Would you quote every entry exactly, dropping only the pictures?

::::

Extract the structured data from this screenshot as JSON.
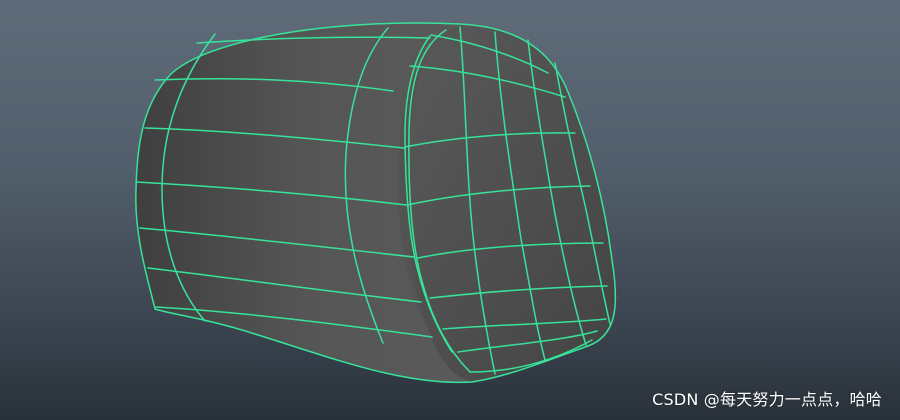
{
  "viewport": {
    "background_top": "#5f6b78",
    "background_bottom": "#29313a"
  },
  "object": {
    "icon": "polygon-mesh-cushion",
    "fill_color": "#565656",
    "side_color": "#4a4a4a",
    "wire_color": "#37e39a"
  },
  "watermark": {
    "text": "CSDN @每天努力一点点，哈哈"
  }
}
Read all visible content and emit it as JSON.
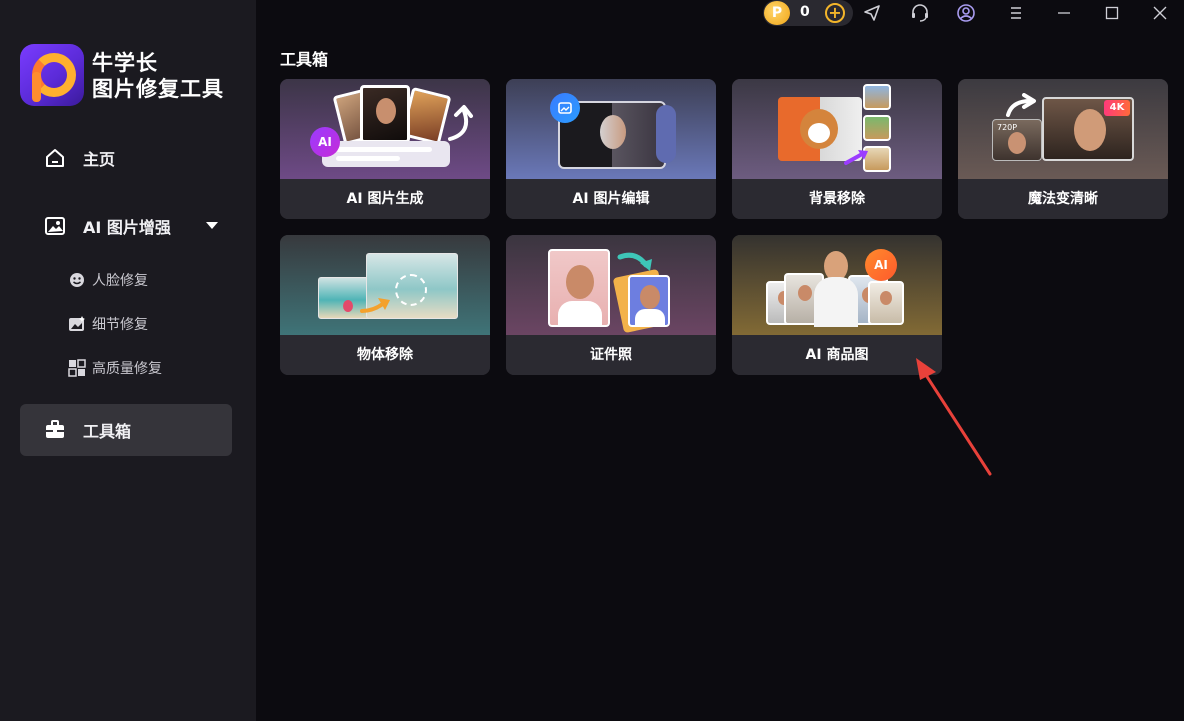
{
  "app": {
    "name_line1": "牛学长",
    "name_line2": "图片修复工具"
  },
  "titlebar": {
    "coin_symbol": "P",
    "coin_count": "0",
    "plus_symbol": "+"
  },
  "sidebar": {
    "home_label": "主页",
    "enhance_label": "AI 图片增强",
    "sub_items": [
      {
        "label": "人脸修复",
        "icon": "face-smile-icon"
      },
      {
        "label": "细节修复",
        "icon": "image-sparkle-icon"
      },
      {
        "label": "高质量修复",
        "icon": "image-quality-icon"
      }
    ],
    "toolbox_label": "工具箱"
  },
  "main": {
    "section_title": "工具箱",
    "cards": [
      {
        "label": "AI 图片生成",
        "badge": "AI"
      },
      {
        "label": "AI 图片编辑"
      },
      {
        "label": "背景移除"
      },
      {
        "label": "魔法变清晰",
        "badge_left": "720P",
        "badge_right": "4K"
      },
      {
        "label": "物体移除"
      },
      {
        "label": "证件照"
      },
      {
        "label": "AI 商品图",
        "badge": "AI"
      }
    ]
  },
  "colors": {
    "accent_purple": "#7a3cff",
    "coin_gold": "#f3b52a",
    "annotation_red": "#e8413a",
    "sidebar_bg": "#1b1a20",
    "main_bg": "#0c0b10"
  }
}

::::

RESULT BELOW:
Extract the structured data from this screenshot as JSON.
{
  "viewport": {
    "background_top": "#5f6b78",
    "background_bottom": "#29313a"
  },
  "object": {
    "icon": "polygon-mesh-cushion",
    "fill_color": "#565656",
    "side_color": "#4a4a4a",
    "wire_color": "#37e39a"
  },
  "watermark": {
    "text": "CSDN @每天努力一点点，哈哈"
  }
}
Read all visible content and emit it as JSON.
{
  "app": {
    "name_line1": "牛学长",
    "name_line2": "图片修复工具"
  },
  "titlebar": {
    "coin_symbol": "P",
    "coin_count": "0",
    "plus_symbol": "+"
  },
  "sidebar": {
    "home_label": "主页",
    "enhance_label": "AI 图片增强",
    "sub_items": [
      {
        "label": "人脸修复",
        "icon": "face-smile-icon"
      },
      {
        "label": "细节修复",
        "icon": "image-sparkle-icon"
      },
      {
        "label": "高质量修复",
        "icon": "image-quality-icon"
      }
    ],
    "toolbox_label": "工具箱"
  },
  "main": {
    "section_title": "工具箱",
    "cards": [
      {
        "label": "AI 图片生成",
        "badge": "AI"
      },
      {
        "label": "AI 图片编辑"
      },
      {
        "label": "背景移除"
      },
      {
        "label": "魔法变清晰",
        "badge_left": "720P",
        "badge_right": "4K"
      },
      {
        "label": "物体移除"
      },
      {
        "label": "证件照"
      },
      {
        "label": "AI 商品图",
        "badge": "AI"
      }
    ]
  },
  "colors": {
    "accent_purple": "#7a3cff",
    "coin_gold": "#f3b52a",
    "annotation_red": "#e8413a",
    "sidebar_bg": "#1b1a20",
    "main_bg": "#0c0b10"
  }
}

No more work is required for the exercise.